> [Instructions for the task]:
Write out the complete material exactly as it stands.

> [Extracted material]:
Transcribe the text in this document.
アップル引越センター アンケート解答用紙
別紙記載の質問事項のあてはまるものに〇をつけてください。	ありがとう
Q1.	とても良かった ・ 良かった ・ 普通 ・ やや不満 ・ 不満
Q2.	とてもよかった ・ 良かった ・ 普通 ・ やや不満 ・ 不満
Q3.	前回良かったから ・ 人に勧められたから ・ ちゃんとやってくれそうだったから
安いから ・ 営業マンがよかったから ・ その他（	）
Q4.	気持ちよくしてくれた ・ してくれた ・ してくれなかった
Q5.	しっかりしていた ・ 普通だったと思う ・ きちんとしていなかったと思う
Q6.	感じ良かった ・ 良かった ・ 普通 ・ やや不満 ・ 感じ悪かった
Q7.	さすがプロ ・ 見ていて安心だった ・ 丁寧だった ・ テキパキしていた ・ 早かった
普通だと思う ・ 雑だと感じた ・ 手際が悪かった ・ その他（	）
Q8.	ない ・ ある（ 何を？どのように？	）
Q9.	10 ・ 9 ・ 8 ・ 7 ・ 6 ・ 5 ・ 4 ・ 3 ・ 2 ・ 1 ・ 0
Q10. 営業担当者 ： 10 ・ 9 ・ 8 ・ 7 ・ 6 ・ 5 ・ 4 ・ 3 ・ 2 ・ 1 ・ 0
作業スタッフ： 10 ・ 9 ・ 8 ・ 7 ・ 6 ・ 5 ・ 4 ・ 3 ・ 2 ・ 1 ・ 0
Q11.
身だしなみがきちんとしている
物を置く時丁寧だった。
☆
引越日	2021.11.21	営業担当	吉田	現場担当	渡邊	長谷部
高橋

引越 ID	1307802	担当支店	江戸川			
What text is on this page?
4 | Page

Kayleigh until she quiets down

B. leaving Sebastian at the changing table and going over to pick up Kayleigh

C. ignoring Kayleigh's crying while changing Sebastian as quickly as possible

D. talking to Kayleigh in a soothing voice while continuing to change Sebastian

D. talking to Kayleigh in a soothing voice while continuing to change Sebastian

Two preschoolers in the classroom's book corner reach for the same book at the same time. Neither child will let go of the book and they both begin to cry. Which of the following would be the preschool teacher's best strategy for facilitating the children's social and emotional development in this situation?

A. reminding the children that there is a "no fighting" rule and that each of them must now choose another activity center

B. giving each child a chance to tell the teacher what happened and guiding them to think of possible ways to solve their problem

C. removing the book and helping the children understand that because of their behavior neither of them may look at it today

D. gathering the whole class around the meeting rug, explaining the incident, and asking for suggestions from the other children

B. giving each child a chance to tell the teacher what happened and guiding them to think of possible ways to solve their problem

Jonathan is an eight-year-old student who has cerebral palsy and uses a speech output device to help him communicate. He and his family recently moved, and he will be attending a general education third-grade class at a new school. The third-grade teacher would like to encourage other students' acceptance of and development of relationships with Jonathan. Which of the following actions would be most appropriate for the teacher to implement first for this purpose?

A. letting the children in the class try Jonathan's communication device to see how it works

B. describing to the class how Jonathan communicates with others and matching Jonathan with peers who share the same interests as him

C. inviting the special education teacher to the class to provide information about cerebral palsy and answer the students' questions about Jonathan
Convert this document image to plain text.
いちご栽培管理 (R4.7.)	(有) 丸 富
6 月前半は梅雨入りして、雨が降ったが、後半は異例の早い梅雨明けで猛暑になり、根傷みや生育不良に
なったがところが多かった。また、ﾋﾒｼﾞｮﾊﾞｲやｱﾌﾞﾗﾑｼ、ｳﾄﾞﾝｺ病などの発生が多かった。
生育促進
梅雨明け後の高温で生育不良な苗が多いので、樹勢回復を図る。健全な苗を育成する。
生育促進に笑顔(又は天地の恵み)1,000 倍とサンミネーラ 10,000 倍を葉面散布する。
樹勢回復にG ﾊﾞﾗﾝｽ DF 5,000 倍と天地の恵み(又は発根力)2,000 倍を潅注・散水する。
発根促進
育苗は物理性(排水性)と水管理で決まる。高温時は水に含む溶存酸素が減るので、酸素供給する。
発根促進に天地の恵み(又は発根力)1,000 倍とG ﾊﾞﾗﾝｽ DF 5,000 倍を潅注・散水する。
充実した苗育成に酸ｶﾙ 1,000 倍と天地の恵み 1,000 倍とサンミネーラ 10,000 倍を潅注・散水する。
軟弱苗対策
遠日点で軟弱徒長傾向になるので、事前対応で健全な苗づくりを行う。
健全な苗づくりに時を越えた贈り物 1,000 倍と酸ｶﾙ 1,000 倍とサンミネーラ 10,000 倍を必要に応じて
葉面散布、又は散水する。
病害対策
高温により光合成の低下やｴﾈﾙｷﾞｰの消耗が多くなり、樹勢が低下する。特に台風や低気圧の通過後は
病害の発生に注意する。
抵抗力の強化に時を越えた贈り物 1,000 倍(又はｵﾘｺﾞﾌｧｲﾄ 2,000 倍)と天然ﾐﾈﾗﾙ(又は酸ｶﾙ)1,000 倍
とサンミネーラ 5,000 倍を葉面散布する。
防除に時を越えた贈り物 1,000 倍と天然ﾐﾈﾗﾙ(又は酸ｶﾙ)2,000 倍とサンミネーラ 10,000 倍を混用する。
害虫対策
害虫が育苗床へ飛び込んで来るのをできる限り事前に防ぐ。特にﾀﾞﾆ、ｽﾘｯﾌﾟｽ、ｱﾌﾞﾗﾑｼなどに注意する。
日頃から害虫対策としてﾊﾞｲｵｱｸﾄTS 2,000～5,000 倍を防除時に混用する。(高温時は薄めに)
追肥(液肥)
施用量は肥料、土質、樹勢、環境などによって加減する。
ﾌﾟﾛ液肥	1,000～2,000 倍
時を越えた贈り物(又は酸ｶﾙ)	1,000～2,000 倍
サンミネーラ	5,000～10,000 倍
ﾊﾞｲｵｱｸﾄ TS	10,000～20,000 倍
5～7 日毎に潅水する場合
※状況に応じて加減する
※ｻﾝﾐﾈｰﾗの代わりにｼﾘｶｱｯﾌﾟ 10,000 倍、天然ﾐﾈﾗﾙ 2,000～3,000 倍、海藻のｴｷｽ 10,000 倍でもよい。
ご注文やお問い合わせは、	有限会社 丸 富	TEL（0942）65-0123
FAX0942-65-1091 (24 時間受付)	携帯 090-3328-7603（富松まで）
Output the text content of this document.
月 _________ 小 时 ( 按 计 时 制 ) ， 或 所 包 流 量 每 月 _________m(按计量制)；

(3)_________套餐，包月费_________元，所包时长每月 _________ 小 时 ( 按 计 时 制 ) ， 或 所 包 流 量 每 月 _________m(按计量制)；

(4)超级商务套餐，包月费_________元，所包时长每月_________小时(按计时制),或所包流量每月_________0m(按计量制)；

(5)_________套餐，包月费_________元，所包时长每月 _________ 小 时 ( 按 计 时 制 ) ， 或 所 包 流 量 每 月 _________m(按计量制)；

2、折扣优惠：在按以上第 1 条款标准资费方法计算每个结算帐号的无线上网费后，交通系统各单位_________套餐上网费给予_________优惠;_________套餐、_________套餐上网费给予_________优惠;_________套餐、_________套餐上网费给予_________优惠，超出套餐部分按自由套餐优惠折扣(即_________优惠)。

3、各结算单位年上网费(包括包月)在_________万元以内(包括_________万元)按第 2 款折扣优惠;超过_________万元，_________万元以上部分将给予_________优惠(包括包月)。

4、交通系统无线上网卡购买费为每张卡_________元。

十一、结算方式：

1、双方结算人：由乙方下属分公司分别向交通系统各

> [Task answer]:
Transcribe the text in this document.
アップル引越センター アンケート解答用紙
別紙記載の質問事項のあてはまるものに〇をつけてください。	ありがとう
Q1.	とても良かった ・ 良かった ・ 普通 ・ やや不満 ・ 不満
Q2.	とてもよかった ・ 良かった ・ 普通 ・ やや不満 ・ 不満
Q3.	前回良かったから ・ 人に勧められたから ・ ちゃんとやってくれそうだったから
安いから ・ 営業マンがよかったから ・ その他（	）
Q4.	気持ちよくしてくれた ・ してくれた ・ してくれなかった
Q5.	しっかりしていた ・ 普通だったと思う ・ きちんとしていなかったと思う
Q6.	感じ良かった ・ 良かった ・ 普通 ・ やや不満 ・ 感じ悪かった
Q7.	さすがプロ ・ 見ていて安心だった ・ 丁寧だった ・ テキパキしていた ・ 早かった
普通だと思う ・ 雑だと感じた ・ 手際が悪かった ・ その他（	）
Q8.	ない ・ ある（ 何を？どのように？	）
Q9.	10 ・ 9 ・ 8 ・ 7 ・ 6 ・ 5 ・ 4 ・ 3 ・ 2 ・ 1 ・ 0
Q10. 営業担当者 ： 10 ・ 9 ・ 8 ・ 7 ・ 6 ・ 5 ・ 4 ・ 3 ・ 2 ・ 1 ・ 0
作業スタッフ： 10 ・ 9 ・ 8 ・ 7 ・ 6 ・ 5 ・ 4 ・ 3 ・ 2 ・ 1 ・ 0
Q11.
身だしなみがきちんとしている
物を置く時丁寧だった。
☆
引越日	2021.11.21	営業担当	吉田	現場担当	渡邊	長谷部
高橋

引越 ID	1307802	担当支店	江戸川			
What text is on this page?
4 | Page

Kayleigh until she quiets down

B. leaving Sebastian at the changing table and going over to pick up Kayleigh

C. ignoring Kayleigh's crying while changing Sebastian as quickly as possible

D. talking to Kayleigh in a soothing voice while continuing to change Sebastian

D. talking to Kayleigh in a soothing voice while continuing to change Sebastian

Two preschoolers in the classroom's book corner reach for the same book at the same time. Neither child will let go of the book and they both begin to cry. Which of the following would be the preschool teacher's best strategy for facilitating the children's social and emotional development in this situation?

A. reminding the children that there is a "no fighting" rule and that each of them must now choose another activity center

B. giving each child a chance to tell the teacher what happened and guiding them to think of possible ways to solve their problem

C. removing the book and helping the children understand that because of their behavior neither of them may look at it today

D. gathering the whole class around the meeting rug, explaining the incident, and asking for suggestions from the other children

B. giving each child a chance to tell the teacher what happened and guiding them to think of possible ways to solve their problem

Jonathan is an eight-year-old student who has cerebral palsy and uses a speech output device to help him communicate. He and his family recently moved, and he will be attending a general education third-grade class at a new school. The third-grade teacher would like to encourage other students' acceptance of and development of relationships with Jonathan. Which of the following actions would be most appropriate for the teacher to implement first for this purpose?

A. letting the children in the class try Jonathan's communication device to see how it works

B. describing to the class how Jonathan communicates with others and matching Jonathan with peers who share the same interests as him

C. inviting the special education teacher to the class to provide information about cerebral palsy and answer the students' questions about Jonathan
Convert this document image to plain text.
いちご栽培管理 (R4.7.)	(有) 丸 富
6 月前半は梅雨入りして、雨が降ったが、後半は異例の早い梅雨明けで猛暑になり、根傷みや生育不良に
なったがところが多かった。また、ﾋﾒｼﾞｮﾊﾞｲやｱﾌﾞﾗﾑｼ、ｳﾄﾞﾝｺ病などの発生が多かった。
生育促進
梅雨明け後の高温で生育不良な苗が多いので、樹勢回復を図る。健全な苗を育成する。
生育促進に笑顔(又は天地の恵み)1,000 倍とサンミネーラ 10,000 倍を葉面散布する。
樹勢回復にG ﾊﾞﾗﾝｽ DF 5,000 倍と天地の恵み(又は発根力)2,000 倍を潅注・散水する。
発根促進
育苗は物理性(排水性)と水管理で決まる。高温時は水に含む溶存酸素が減るので、酸素供給する。
発根促進に天地の恵み(又は発根力)1,000 倍とG ﾊﾞﾗﾝｽ DF 5,000 倍を潅注・散水する。
充実した苗育成に酸ｶﾙ 1,000 倍と天地の恵み 1,000 倍とサンミネーラ 10,000 倍を潅注・散水する。
軟弱苗対策
遠日点で軟弱徒長傾向になるので、事前対応で健全な苗づくりを行う。
健全な苗づくりに時を越えた贈り物 1,000 倍と酸ｶﾙ 1,000 倍とサンミネーラ 10,000 倍を必要に応じて
葉面散布、又は散水する。
病害対策
高温により光合成の低下やｴﾈﾙｷﾞｰの消耗が多くなり、樹勢が低下する。特に台風や低気圧の通過後は
病害の発生に注意する。
抵抗力の強化に時を越えた贈り物 1,000 倍(又はｵﾘｺﾞﾌｧｲﾄ 2,000 倍)と天然ﾐﾈﾗﾙ(又は酸ｶﾙ)1,000 倍
とサンミネーラ 5,000 倍を葉面散布する。
防除に時を越えた贈り物 1,000 倍と天然ﾐﾈﾗﾙ(又は酸ｶﾙ)2,000 倍とサンミネーラ 10,000 倍を混用する。
害虫対策
害虫が育苗床へ飛び込んで来るのをできる限り事前に防ぐ。特にﾀﾞﾆ、ｽﾘｯﾌﾟｽ、ｱﾌﾞﾗﾑｼなどに注意する。
日頃から害虫対策としてﾊﾞｲｵｱｸﾄTS 2,000～5,000 倍を防除時に混用する。(高温時は薄めに)
追肥(液肥)
施用量は肥料、土質、樹勢、環境などによって加減する。
ﾌﾟﾛ液肥	1,000～2,000 倍
時を越えた贈り物(又は酸ｶﾙ)	1,000～2,000 倍
サンミネーラ	5,000～10,000 倍
ﾊﾞｲｵｱｸﾄ TS	10,000～20,000 倍
5～7 日毎に潅水する場合
※状況に応じて加減する
※ｻﾝﾐﾈｰﾗの代わりにｼﾘｶｱｯﾌﾟ 10,000 倍、天然ﾐﾈﾗﾙ 2,000～3,000 倍、海藻のｴｷｽ 10,000 倍でもよい。
ご注文やお問い合わせは、	有限会社 丸 富	TEL（0942）65-0123
FAX0942-65-1091 (24 時間受付)	携帯 090-3328-7603（富松まで）
Output the text content of this document.
月 _________ 小 时 ( 按 计 时 制 ) ， 或 所 包 流 量 每 月 _________m(按计量制)；

(3)_________套餐，包月费_________元，所包时长每月 _________ 小 时 ( 按 计 时 制 ) ， 或 所 包 流 量 每 月 _________m(按计量制)；

(4)超级商务套餐，包月费_________元，所包时长每月_________小时(按计时制),或所包流量每月_________0m(按计量制)；

(5)_________套餐，包月费_________元，所包时长每月 _________ 小 时 ( 按 计 时 制 ) ， 或 所 包 流 量 每 月 _________m(按计量制)；

2、折扣优惠：在按以上第 1 条款标准资费方法计算每个结算帐号的无线上网费后，交通系统各单位_________套餐上网费给予_________优惠;_________套餐、_________套餐上网费给予_________优惠;_________套餐、_________套餐上网费给予_________优惠，超出套餐部分按自由套餐优惠折扣(即_________优惠)。

3、各结算单位年上网费(包括包月)在_________万元以内(包括_________万元)按第 2 款折扣优惠;超过_________万元，_________万元以上部分将给予_________优惠(包括包月)。

4、交通系统无线上网卡购买费为每张卡_________元。

十一、结算方式：

1、双方结算人：由乙方下属分公司分别向交通系统各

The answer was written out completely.